* [RECORD SET]
▼▼▼

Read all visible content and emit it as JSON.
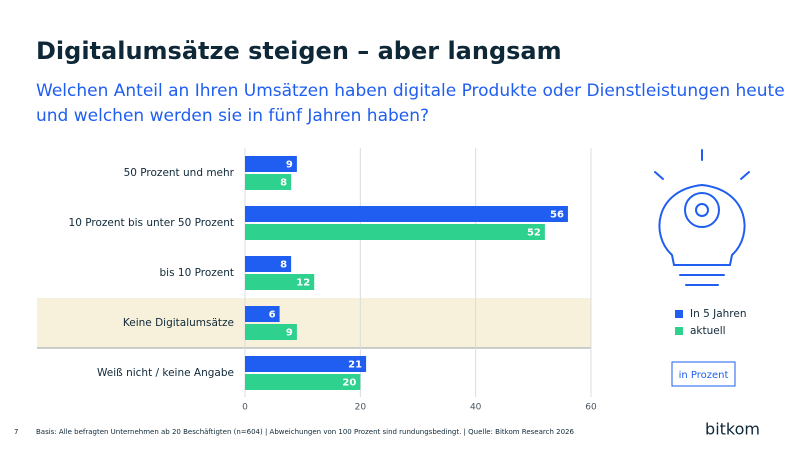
{
  "chart_data": {
    "type": "barh",
    "title": "Digitalumsätze steigen – aber langsam",
    "subtitle": [
      "Welchen Anteil an Ihren Umsätzen haben digitale Produkte oder Dienstleistungen heute",
      "und welchen werden sie in fünf Jahren haben?"
    ],
    "categories": [
      "50 Prozent und mehr",
      "10 Prozent bis unter 50 Prozent",
      "bis 10 Prozent",
      "Keine Digitalumsätze",
      "Weiß nicht / keine Angabe"
    ],
    "series": [
      {
        "name": "In 5 Jahren",
        "color": "#1f5ef0",
        "values": [
          9,
          56,
          8,
          6,
          21
        ]
      },
      {
        "name": "aktuell",
        "color": "#2ed18e",
        "values": [
          8,
          52,
          12,
          9,
          20
        ]
      }
    ],
    "xlim": [
      0,
      60
    ],
    "xticks": [
      0,
      20,
      40,
      60
    ],
    "grid": true,
    "unit_note": "in Prozent"
  },
  "footer": {
    "page": "7",
    "source": "Basis: Alle befragten Unternehmen ab 20 Beschäftigten (n=604) | Abweichungen von 100 Prozent sind rundungsbedingt. | Quelle: Bitkom Research 2026",
    "logo": "bitkom"
  }
}
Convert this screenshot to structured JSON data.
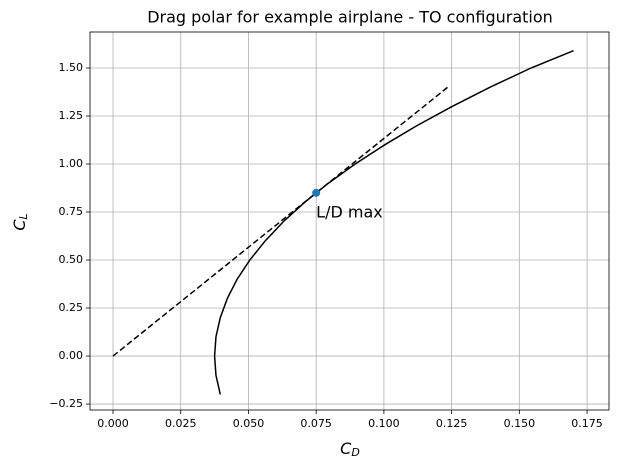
{
  "chart_data": {
    "type": "line",
    "title": "Drag polar for example airplane - TO configuration",
    "xlabel": [
      "C",
      "D"
    ],
    "ylabel": [
      "C",
      "L"
    ],
    "xlim": [
      -0.0085,
      0.1831
    ],
    "ylim": [
      -0.281,
      1.6875
    ],
    "xticks": [
      {
        "value": 0,
        "label": "0.000"
      },
      {
        "value": 0.025,
        "label": "0.025"
      },
      {
        "value": 0.05,
        "label": "0.050"
      },
      {
        "value": 0.075,
        "label": "0.075"
      },
      {
        "value": 0.1,
        "label": "0.100"
      },
      {
        "value": 0.125,
        "label": "0.125"
      },
      {
        "value": 0.15,
        "label": "0.150"
      },
      {
        "value": 0.175,
        "label": "0.175"
      }
    ],
    "yticks": [
      {
        "value": -0.25,
        "label": "−0.25"
      },
      {
        "value": 0,
        "label": "0.00"
      },
      {
        "value": 0.25,
        "label": "0.25"
      },
      {
        "value": 0.5,
        "label": "0.50"
      },
      {
        "value": 0.75,
        "label": "0.75"
      },
      {
        "value": 1,
        "label": "1.00"
      },
      {
        "value": 1.25,
        "label": "1.25"
      },
      {
        "value": 1.5,
        "label": "1.50"
      }
    ],
    "grid": true,
    "series": [
      {
        "color": "#000000",
        "dash": "solid",
        "x": [
          0.0396,
          0.038,
          0.0375,
          0.038,
          0.0396,
          0.0422,
          0.0458,
          0.0505,
          0.0562,
          0.0629,
          0.0707,
          0.0795,
          0.0894,
          0.1003,
          0.1122,
          0.1252,
          0.1392,
          0.1543,
          0.17
        ],
        "values": [
          -0.2,
          -0.1,
          0,
          0.1,
          0.2,
          0.3,
          0.4,
          0.5,
          0.6,
          0.7,
          0.8,
          0.9,
          1.0,
          1.1,
          1.2,
          1.3,
          1.4,
          1.5,
          1.59
        ]
      },
      {
        "color": "#000000",
        "dash": "dashed",
        "x": [
          0,
          0.124
        ],
        "values": [
          0,
          1.405
        ]
      }
    ],
    "points": {
      "color": "#1f77b4",
      "x": [
        0.075
      ],
      "values": [
        0.85
      ]
    },
    "annotation": {
      "text": "L/D max",
      "x": 0.075,
      "y": 0.85
    }
  }
}
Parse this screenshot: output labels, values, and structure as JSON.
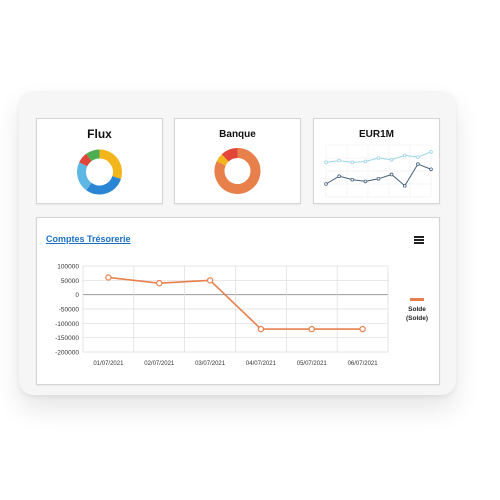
{
  "cards": [
    {
      "title": "Flux",
      "segments": [
        {
          "color": "#f2b51c",
          "value": 30
        },
        {
          "color": "#2a86d4",
          "value": 30
        },
        {
          "color": "#5db6e3",
          "value": 22
        },
        {
          "color": "#e2453a",
          "value": 8
        },
        {
          "color": "#4cae50",
          "value": 10
        }
      ]
    },
    {
      "title": "Banque",
      "segments": [
        {
          "color": "#e8804c",
          "value": 82
        },
        {
          "color": "#f2b51c",
          "value": 6
        },
        {
          "color": "#e2453a",
          "value": 12
        }
      ]
    },
    {
      "title": "EUR1M"
    }
  ],
  "panel": {
    "title": "Comptes Trésorerie",
    "menu_icon": "hamburger-menu-icon"
  },
  "chart_data": {
    "type": "line",
    "x": [
      "01/07/2021",
      "02/07/2021",
      "03/07/2021",
      "04/07/2021",
      "05/07/2021",
      "06/07/2021"
    ],
    "series": [
      {
        "name": "Solde (Solde)",
        "values": [
          60000,
          40000,
          50000,
          -120000,
          -120000,
          -120000
        ],
        "color": "#e8804c"
      }
    ],
    "yticks": [
      100000,
      50000,
      0,
      -50000,
      -100000,
      -150000,
      -200000
    ],
    "ylim": [
      -200000,
      100000
    ],
    "grid": true,
    "legend": "right"
  },
  "eur_chart": {
    "type": "line",
    "series": [
      {
        "color": "#9cd5e8",
        "values": [
          4,
          4.2,
          4,
          4.1,
          4.5,
          4.3,
          4.8,
          4.6,
          5.2
        ]
      },
      {
        "color": "#44607a",
        "values": [
          1.5,
          2.4,
          2,
          1.8,
          2.1,
          2.6,
          1.3,
          3.8,
          3.2
        ]
      }
    ]
  }
}
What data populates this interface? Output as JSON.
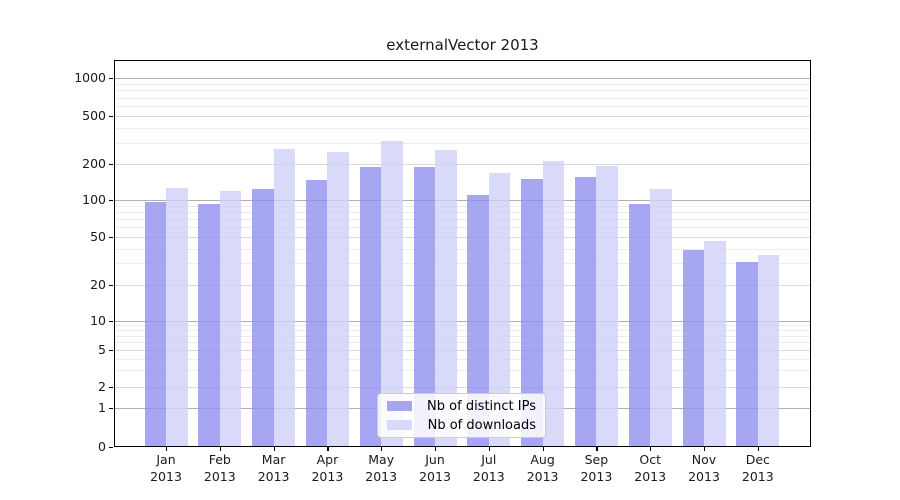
{
  "title": "externalVector 2013",
  "colors": {
    "bar_distinct_ips": "rgba(144,144,239,0.8)",
    "bar_downloads": "rgba(208,208,248,0.8)",
    "legend_swatch_ips": "#a6a6ef",
    "legend_swatch_downloads": "#d9d9f9",
    "grid_decade": "#b0b0b0",
    "grid_major": "#d9d9d9",
    "grid_minor": "#ececec",
    "axis": "#000000",
    "text": "#1a1a1a"
  },
  "legend": {
    "items": [
      {
        "label": "Nb of distinct IPs"
      },
      {
        "label": "Nb of downloads"
      }
    ]
  },
  "chart_data": {
    "type": "bar",
    "title": "externalVector 2013",
    "categories": [
      "Jan 2013",
      "Feb 2013",
      "Mar 2013",
      "Apr 2013",
      "May 2013",
      "Jun 2013",
      "Jul 2013",
      "Aug 2013",
      "Sep 2013",
      "Oct 2013",
      "Nov 2013",
      "Dec 2013"
    ],
    "series": [
      {
        "name": "Nb of distinct IPs",
        "values": [
          97,
          92,
          124,
          148,
          190,
          189,
          110,
          149,
          155,
          92,
          39,
          31
        ]
      },
      {
        "name": "Nb of downloads",
        "values": [
          127,
          120,
          268,
          250,
          308,
          262,
          168,
          212,
          193,
          124,
          46,
          35
        ]
      }
    ],
    "yscale": "log-with-zero",
    "y_ticks": [
      0,
      1,
      2,
      5,
      10,
      20,
      50,
      100,
      200,
      500,
      1000
    ],
    "ylim": [
      0,
      1400
    ],
    "grid": "on",
    "legend_position": "lower-center"
  }
}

▲▲▲

* [INSTRUCTIONS FOR THE TASK]
Provide the number of lines containing the string "haben", with no other output.

* [OUTPUT FOR THIS EXERCISE]
2